• **WORK TO COMPLETE**
Put the lines below into a numbered list, from the line containing "letter1-applicant: 申请人：xxx: [114, 468, 206, 488]" through the line containing "411, 842, 454]", both included. Leave out any blank lines.

--- START ---

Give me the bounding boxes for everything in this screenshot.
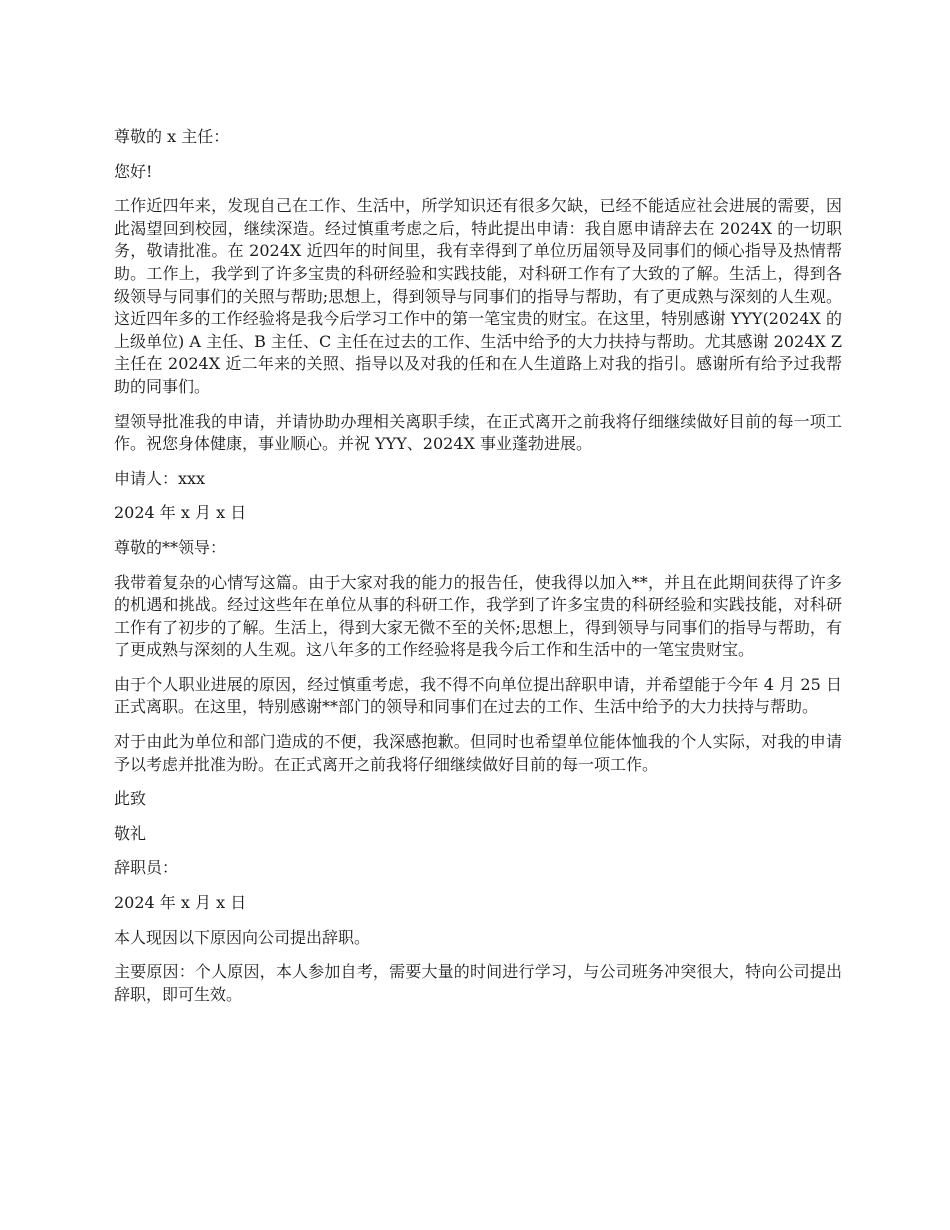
letter1-applicant: 申请人：xxx: [114, 468, 206, 488]
letter2-salutation: 尊敬的**领导：: [114, 537, 227, 557]
letter1-body-paragraph-2: 望领导批准我的申请，并请协助办理相关离职手续，在正式离开之前我将仔细继续做好目前的每一项工作。祝您身体健康，事业顺心。并祝 YYY、2024X 事业蓬勃进展。: [114, 411, 842, 454]
letter2-body-paragraph-2: 由于个人职业进展的原因，经过慎重考虑，我不得不向单位提出辞职申请，并希望能于今年 4 月 25 日正式离职。在这里，特别感谢**部门的领导和同事们在过去的工作、生活中给予的大力扶持与帮助。: [114, 674, 842, 717]
letter2-date: 2024 年 x 月 x 日: [114, 893, 247, 913]
letter1-date: 2024 年 x 月 x 日: [114, 503, 247, 523]
letter2-closing-1: 此致: [114, 789, 147, 809]
letter2-closing-2: 敬礼: [114, 823, 147, 843]
document-page: [114, 126, 842, 1018]
letter2-body-paragraph-3: 对于由此为单位和部门造成的不便，我深感抱歉。但同时也希望单位能体恤我的个人实际，对我的申请予以考虑并批准为盼。在正式离开之前我将仔细继续做好目前的每一项工作。: [114, 732, 842, 774]
letter1-salutation: 尊敬的 x 主任：: [114, 127, 230, 146]
letter1-body-paragraph-1: 工作近四年来，发现自己在工作、生活中，所学知识还有很多欠缺，已经不能适应社会进展的需要，因此渴望回到校园，继续深造。经过慎重考虑之后，特此提出申请：我自愿申请辞去在 2024X 的一切职务，敬请批准。在 2024X 近四年的时间里，我有幸得到了单位历届领导及同事们的倾心指导及热情帮助。工作上，我学到了许多宝贵的科研经验和实践技能，对科研工作有了大致的了解。生活上，得到各级领导与同事们的关照与帮助;思想上，得到领导与同事们的指导与帮助，有了更成熟与深刻的人生观。这近四年多的工作经验将是我今后学习工作中的第一笔宝贵的财宝。在这里，特别感谢 YYY(2024X 的上级单位) A 主任、B 主任、C 主任在过去的工作、生活中给予的大力扶持与帮助。尤其感谢 2024X Z 主任在 2024X 近二年来的关照、指导以及对我的任和在人生道路上对我的指引。感谢所有给予过我帮助的同事们。: [114, 196, 842, 396]
letter2-signer: 辞职员：: [114, 858, 179, 878]
letter3-reason: 主要原因：个人原因，本人参加自考，需要大量的时间进行学习，与公司班务冲突很大，特向公司提出辞职，即可生效。: [114, 962, 842, 1004]
letter1-greeting: 您好!: [114, 161, 153, 181]
letter2-body-paragraph-1: 我带着复杂的心情写这篇。由于大家对我的能力的报告任，使我得以加入**，并且在此期间获得了许多的机遇和挑战。经过这些年在单位从事的科研工作，我学到了许多宝贵的科研经验和实践技能，对科研工作有了初步的了解。生活上，得到大家无微不至的关怀;思想上，得到领导与同事们的指导与帮助，有了更成熟与深刻的人生观。这八年多的工作经验将是我今后工作和生活中的一笔宝贵财宝。: [114, 572, 842, 660]
letter3-intro: 本人现因以下原因向公司提出辞职。: [114, 927, 371, 947]
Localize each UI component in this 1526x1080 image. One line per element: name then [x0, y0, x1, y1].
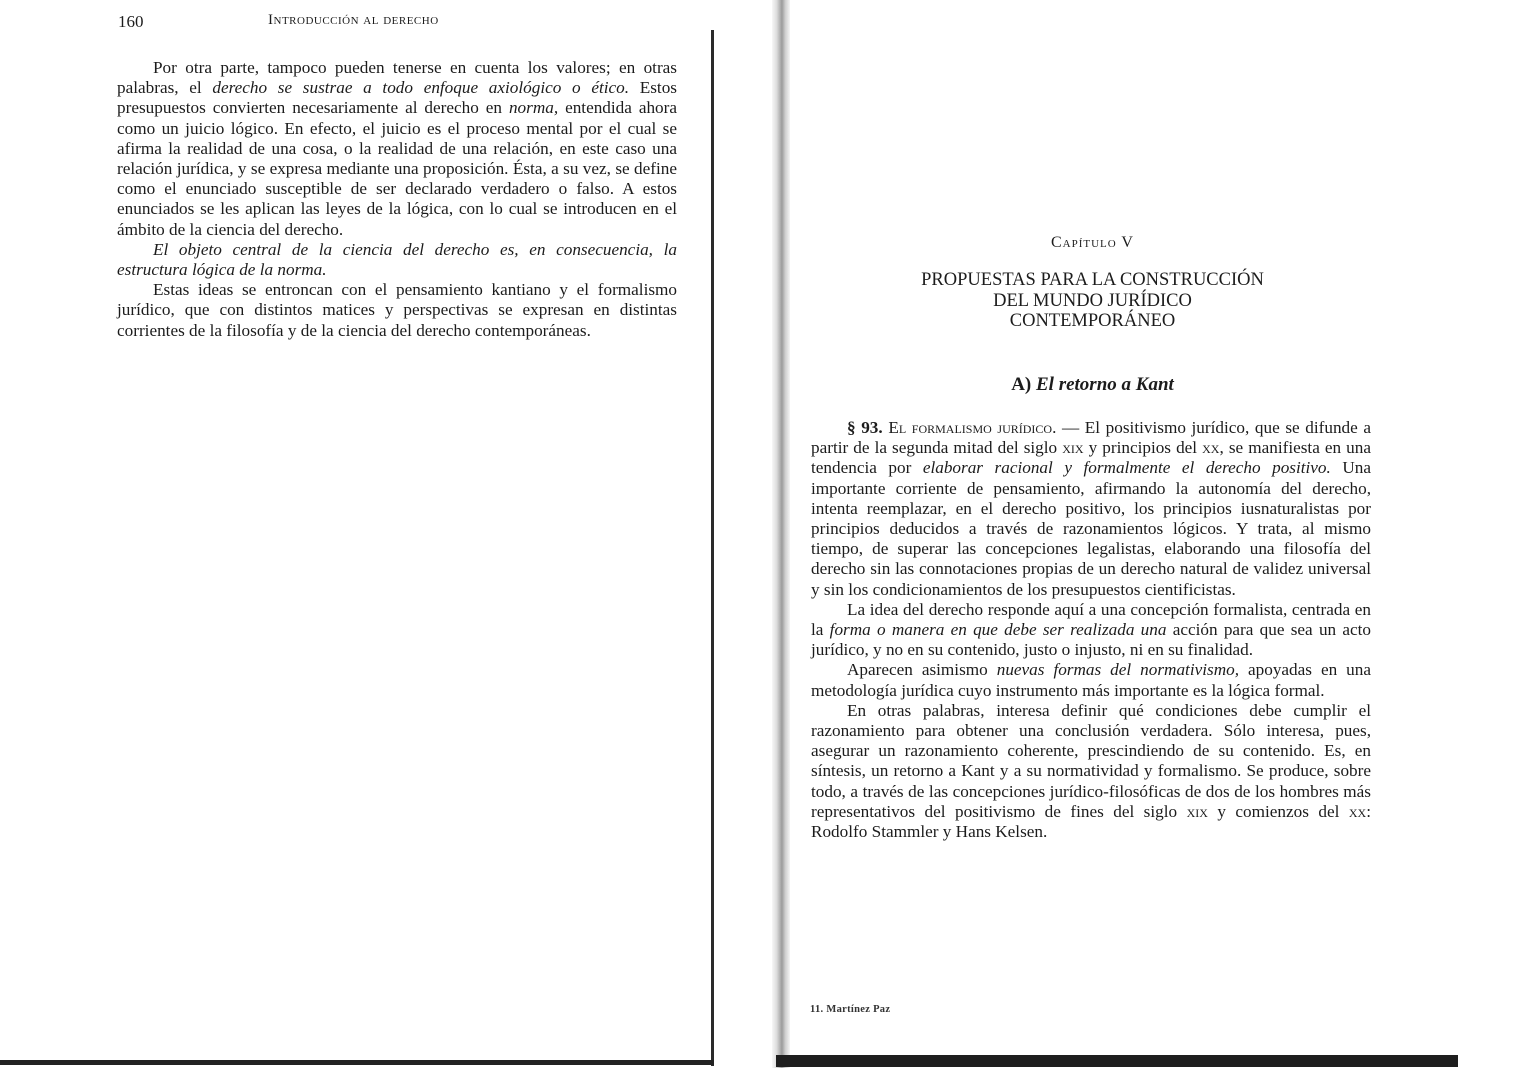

--- END ---

• **THE SOLUTION**
1. letter1-applicant: 申请人：xxx: [114, 468, 206, 488]
2. letter2-salutation: 尊敬的**领导：: [114, 537, 227, 557]
3. letter1-body-paragraph-2: 望领导批准我的申请，并请协助办理相关离职手续，在正式离开之前我将仔细继续做好目前的每一项工作。祝您身体健康，事业顺心。并祝 YYY、2024X 事业蓬勃进展。: [114, 411, 842, 454]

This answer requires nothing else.